▸ **Text segment**:

/---

Question

\[\frac{dy}{dx} + y = \sin x\]

Answer 1

We have,
\[\frac{dy}{dx} + y = \sin x . . . . . \left( 1 \right)\]
Clearly, it is a linear differential equation of the form 
\[\frac{dy}{dx} + Py = Q\]
where
\[P = 1\]
\[Q = \sin x \]
\[ \therefore \text{I.F.} = e^{\int P\ dx} \]
\[ = e^{\int dx} \]
\[ = e^x \]
\[\text{ Multiplying both sides of }\left( 1 \right) \text{ by }e^x , \text{ we get }\]
\[ e^x \left( \frac{dy}{dx} + y \right) = e^x \sin x\]
\[ \Rightarrow e^x \frac{dy}{dx} + e^x y = e^x \sin x \]
Integrating both sides with respect to x, we get
\[y e^x = \int e^x \sin x dx + C\]
\[ \Rightarrow y e^x = \frac{e^x}{2}\left( \sin x - \cos x \right) + C\]
\[ \Rightarrow y = C e^{- x} + \frac{1}{2}\left( \sin x - \cos x \right)\]
\[\text{Hence, } y = C e^{- x} + \frac{1}{2}\left( \sin x - \cos x \right)\text{ is the required solution.} \]

\---

▸ **What is asked**:
A) Please answer these questions about the worked solution:
(i) What values does it assign to P and Q?
(ii) What integrating factor does it obtain?
(iii) What solution for y does it give at the end?
B) In the worked solution, why is the integrating factor e^x?

▸ **Given data**:
/---

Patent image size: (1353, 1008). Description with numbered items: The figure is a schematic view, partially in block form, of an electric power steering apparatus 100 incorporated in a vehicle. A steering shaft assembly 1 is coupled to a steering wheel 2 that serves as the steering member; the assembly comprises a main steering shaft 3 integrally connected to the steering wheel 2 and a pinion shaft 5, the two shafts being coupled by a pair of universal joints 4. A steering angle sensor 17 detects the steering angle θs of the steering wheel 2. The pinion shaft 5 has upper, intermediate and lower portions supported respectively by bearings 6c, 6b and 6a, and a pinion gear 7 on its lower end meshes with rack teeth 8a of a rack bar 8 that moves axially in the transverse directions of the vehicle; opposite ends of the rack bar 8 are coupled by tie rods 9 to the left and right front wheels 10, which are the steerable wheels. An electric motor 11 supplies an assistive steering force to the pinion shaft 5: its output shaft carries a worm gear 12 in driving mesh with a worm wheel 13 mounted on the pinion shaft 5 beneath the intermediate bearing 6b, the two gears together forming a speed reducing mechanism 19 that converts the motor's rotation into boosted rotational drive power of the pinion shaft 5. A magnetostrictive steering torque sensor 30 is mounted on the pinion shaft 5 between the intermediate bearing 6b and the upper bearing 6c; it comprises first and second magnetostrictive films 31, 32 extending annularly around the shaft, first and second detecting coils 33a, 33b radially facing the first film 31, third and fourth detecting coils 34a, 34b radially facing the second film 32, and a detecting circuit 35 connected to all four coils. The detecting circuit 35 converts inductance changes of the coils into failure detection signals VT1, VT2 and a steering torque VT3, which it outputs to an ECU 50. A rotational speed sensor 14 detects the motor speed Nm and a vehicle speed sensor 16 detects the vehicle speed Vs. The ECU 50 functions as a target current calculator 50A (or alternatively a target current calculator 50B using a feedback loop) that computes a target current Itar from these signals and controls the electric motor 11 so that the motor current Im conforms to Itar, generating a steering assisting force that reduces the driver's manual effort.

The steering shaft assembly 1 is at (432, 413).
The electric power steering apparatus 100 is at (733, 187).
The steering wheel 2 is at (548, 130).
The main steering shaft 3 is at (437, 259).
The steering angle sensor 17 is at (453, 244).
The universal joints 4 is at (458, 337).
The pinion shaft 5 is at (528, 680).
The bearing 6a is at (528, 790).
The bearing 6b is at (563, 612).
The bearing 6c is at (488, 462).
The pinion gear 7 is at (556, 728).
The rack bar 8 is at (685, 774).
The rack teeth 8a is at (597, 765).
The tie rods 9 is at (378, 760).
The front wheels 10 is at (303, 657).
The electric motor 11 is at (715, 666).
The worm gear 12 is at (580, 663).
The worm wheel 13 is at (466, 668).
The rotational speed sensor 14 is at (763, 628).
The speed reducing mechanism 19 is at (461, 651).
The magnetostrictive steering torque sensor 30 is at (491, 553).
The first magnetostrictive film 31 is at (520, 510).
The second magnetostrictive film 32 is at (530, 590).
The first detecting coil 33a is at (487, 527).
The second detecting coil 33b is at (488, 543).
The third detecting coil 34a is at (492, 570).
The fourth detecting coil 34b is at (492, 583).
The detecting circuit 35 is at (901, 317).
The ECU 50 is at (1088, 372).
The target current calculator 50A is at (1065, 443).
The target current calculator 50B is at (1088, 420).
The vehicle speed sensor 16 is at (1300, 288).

\---

▸ **Written answers**:
A)
(i) P = 1 and Q = sin x.
(ii) e^x.
(iii) y = Ce^(−x) + (1/2)(sin x − cos x).

B) The worked solution identifies equation (1) as a linear differential equation of the form dy/dx + Py = Q, with P = 1. The integrating factor e^(∫P dx) therefore becomes e^(∫dx), which equals e^x.